What to do - Write out the entries below, beginning at the line that contains "cookie-period: . <box>503 718 509 737</box>" and stopping after the line that contains "jojo-merch-lettering: JOJO MASON".

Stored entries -
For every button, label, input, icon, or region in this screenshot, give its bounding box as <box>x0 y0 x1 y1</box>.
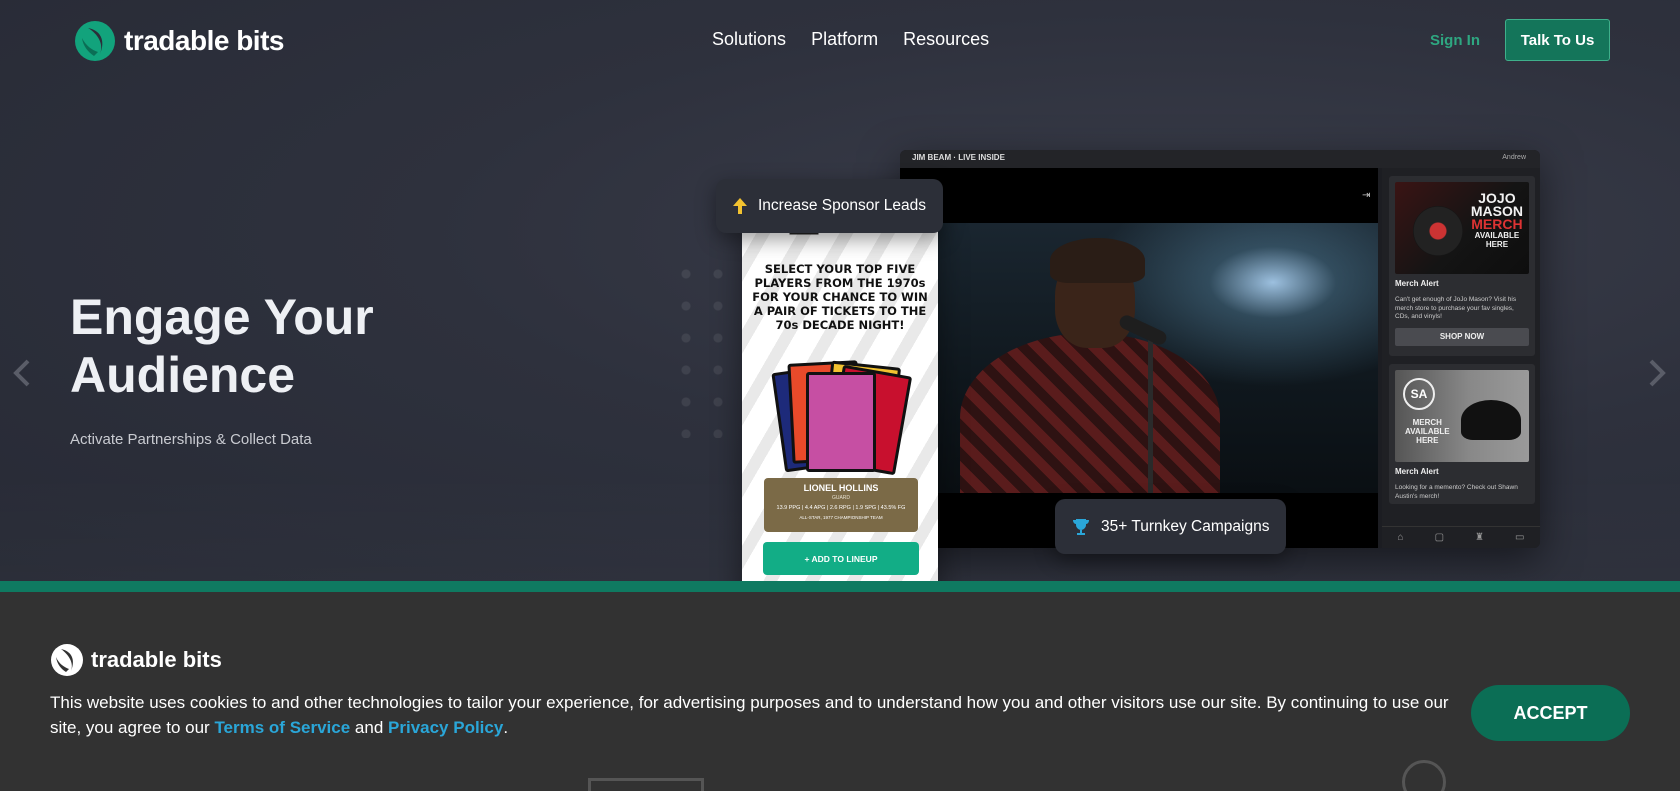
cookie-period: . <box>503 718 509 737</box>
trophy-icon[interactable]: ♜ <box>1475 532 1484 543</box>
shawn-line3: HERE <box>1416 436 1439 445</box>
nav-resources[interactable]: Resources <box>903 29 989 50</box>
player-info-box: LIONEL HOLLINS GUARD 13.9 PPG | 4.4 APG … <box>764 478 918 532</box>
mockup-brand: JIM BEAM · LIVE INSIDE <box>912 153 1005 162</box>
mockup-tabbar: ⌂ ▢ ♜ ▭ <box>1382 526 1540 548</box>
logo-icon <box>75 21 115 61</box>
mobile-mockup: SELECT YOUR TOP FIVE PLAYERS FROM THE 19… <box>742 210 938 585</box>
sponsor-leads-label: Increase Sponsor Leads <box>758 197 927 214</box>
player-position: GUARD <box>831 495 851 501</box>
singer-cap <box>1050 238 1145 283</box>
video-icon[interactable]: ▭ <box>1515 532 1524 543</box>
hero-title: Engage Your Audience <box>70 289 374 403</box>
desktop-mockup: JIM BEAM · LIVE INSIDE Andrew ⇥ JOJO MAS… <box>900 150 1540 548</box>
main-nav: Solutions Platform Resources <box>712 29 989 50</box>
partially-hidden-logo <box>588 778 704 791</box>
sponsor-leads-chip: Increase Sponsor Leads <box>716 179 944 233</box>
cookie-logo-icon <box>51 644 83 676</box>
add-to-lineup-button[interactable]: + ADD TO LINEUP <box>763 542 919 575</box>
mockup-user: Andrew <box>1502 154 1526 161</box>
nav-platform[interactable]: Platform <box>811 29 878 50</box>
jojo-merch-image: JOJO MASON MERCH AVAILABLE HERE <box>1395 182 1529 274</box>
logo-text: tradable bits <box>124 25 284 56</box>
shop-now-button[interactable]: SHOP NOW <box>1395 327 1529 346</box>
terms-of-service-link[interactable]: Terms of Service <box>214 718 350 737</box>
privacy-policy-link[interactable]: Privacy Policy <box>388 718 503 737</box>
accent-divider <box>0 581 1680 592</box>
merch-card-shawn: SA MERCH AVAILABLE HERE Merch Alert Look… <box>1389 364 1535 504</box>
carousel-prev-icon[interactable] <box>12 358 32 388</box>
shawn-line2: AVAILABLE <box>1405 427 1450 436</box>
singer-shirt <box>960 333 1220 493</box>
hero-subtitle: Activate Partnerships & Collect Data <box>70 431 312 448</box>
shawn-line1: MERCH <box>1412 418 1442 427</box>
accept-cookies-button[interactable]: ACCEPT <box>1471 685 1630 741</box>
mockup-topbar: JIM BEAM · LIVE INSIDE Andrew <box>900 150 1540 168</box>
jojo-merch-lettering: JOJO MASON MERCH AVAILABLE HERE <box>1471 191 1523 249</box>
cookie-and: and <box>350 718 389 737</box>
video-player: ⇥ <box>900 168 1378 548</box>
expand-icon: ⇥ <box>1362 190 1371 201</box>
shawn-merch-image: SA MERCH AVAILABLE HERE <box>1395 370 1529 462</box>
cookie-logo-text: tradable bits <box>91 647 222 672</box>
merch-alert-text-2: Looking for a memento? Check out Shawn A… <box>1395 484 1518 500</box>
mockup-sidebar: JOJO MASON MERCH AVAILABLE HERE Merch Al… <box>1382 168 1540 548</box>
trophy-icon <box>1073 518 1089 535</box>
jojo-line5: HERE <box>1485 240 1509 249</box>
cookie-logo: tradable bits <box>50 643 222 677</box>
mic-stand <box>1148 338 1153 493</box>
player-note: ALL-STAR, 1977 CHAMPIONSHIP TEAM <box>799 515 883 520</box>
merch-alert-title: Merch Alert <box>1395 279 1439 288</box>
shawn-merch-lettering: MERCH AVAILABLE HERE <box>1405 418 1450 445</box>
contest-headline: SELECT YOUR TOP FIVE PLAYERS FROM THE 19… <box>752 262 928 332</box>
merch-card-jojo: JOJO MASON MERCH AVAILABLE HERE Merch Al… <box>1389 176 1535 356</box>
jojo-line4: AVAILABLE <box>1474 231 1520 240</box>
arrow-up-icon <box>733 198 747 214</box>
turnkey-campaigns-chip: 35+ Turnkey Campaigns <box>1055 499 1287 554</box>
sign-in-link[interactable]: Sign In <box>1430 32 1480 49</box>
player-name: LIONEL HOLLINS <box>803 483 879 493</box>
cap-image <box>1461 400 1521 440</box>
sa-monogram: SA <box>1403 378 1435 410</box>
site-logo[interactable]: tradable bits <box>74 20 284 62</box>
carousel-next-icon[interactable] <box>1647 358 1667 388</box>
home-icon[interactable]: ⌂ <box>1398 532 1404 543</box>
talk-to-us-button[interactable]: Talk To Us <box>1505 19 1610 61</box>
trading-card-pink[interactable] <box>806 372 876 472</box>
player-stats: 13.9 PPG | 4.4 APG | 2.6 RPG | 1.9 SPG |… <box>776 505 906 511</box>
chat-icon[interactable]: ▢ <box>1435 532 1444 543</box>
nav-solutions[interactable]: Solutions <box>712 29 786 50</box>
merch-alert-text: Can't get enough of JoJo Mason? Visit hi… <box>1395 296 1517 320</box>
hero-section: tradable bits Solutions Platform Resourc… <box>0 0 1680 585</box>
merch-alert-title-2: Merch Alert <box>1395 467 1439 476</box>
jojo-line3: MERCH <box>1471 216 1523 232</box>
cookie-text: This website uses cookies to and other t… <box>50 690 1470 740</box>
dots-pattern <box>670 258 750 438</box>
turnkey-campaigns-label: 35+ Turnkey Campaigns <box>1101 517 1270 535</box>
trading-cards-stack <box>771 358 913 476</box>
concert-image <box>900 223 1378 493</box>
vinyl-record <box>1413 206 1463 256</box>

Response to this exercise -
cookie-period: . <box>503 718 509 737</box>
trophy-icon[interactable]: ♜ <box>1475 532 1484 543</box>
shawn-line3: HERE <box>1416 436 1439 445</box>
nav-resources[interactable]: Resources <box>903 29 989 50</box>
player-info-box: LIONEL HOLLINS GUARD 13.9 PPG | 4.4 APG … <box>764 478 918 532</box>
mockup-brand: JIM BEAM · LIVE INSIDE <box>912 153 1005 162</box>
mockup-tabbar: ⌂ ▢ ♜ ▭ <box>1382 526 1540 548</box>
logo-icon <box>75 21 115 61</box>
mobile-mockup: SELECT YOUR TOP FIVE PLAYERS FROM THE 19… <box>742 210 938 585</box>
sponsor-leads-label: Increase Sponsor Leads <box>758 197 927 214</box>
player-position: GUARD <box>831 495 851 501</box>
singer-cap <box>1050 238 1145 283</box>
video-icon[interactable]: ▭ <box>1515 532 1524 543</box>
hero-title: Engage Your Audience <box>70 289 374 403</box>
desktop-mockup: JIM BEAM · LIVE INSIDE Andrew ⇥ JOJO MAS… <box>900 150 1540 548</box>
main-nav: Solutions Platform Resources <box>712 29 989 50</box>
partially-hidden-logo <box>588 778 704 791</box>
sponsor-leads-chip: Increase Sponsor Leads <box>716 179 944 233</box>
cookie-logo-icon <box>51 644 83 676</box>
add-to-lineup-button[interactable]: + ADD TO LINEUP <box>763 542 919 575</box>
mockup-user: Andrew <box>1502 154 1526 161</box>
nav-platform[interactable]: Platform <box>811 29 878 50</box>
jojo-merch-image: JOJO MASON MERCH AVAILABLE HERE <box>1395 182 1529 274</box>
logo-text: tradable bits <box>124 25 284 56</box>
shop-now-button[interactable]: SHOP NOW <box>1395 327 1529 346</box>
terms-of-service-link[interactable]: Terms of Service <box>214 718 350 737</box>
privacy-policy-link[interactable]: Privacy Policy <box>388 718 503 737</box>
accent-divider <box>0 581 1680 592</box>
merch-card-shawn: SA MERCH AVAILABLE HERE Merch Alert Look… <box>1389 364 1535 504</box>
carousel-prev-icon[interactable] <box>12 358 32 388</box>
shawn-line2: AVAILABLE <box>1405 427 1450 436</box>
singer-shirt <box>960 333 1220 493</box>
hero-subtitle: Activate Partnerships & Collect Data <box>70 431 312 448</box>
shawn-line1: MERCH <box>1412 418 1442 427</box>
accept-cookies-button[interactable]: ACCEPT <box>1471 685 1630 741</box>
mockup-topbar: JIM BEAM · LIVE INSIDE Andrew <box>900 150 1540 168</box>
jojo-merch-lettering: JOJO MASON MERCH AVAILABLE HERE <box>1471 191 1523 249</box>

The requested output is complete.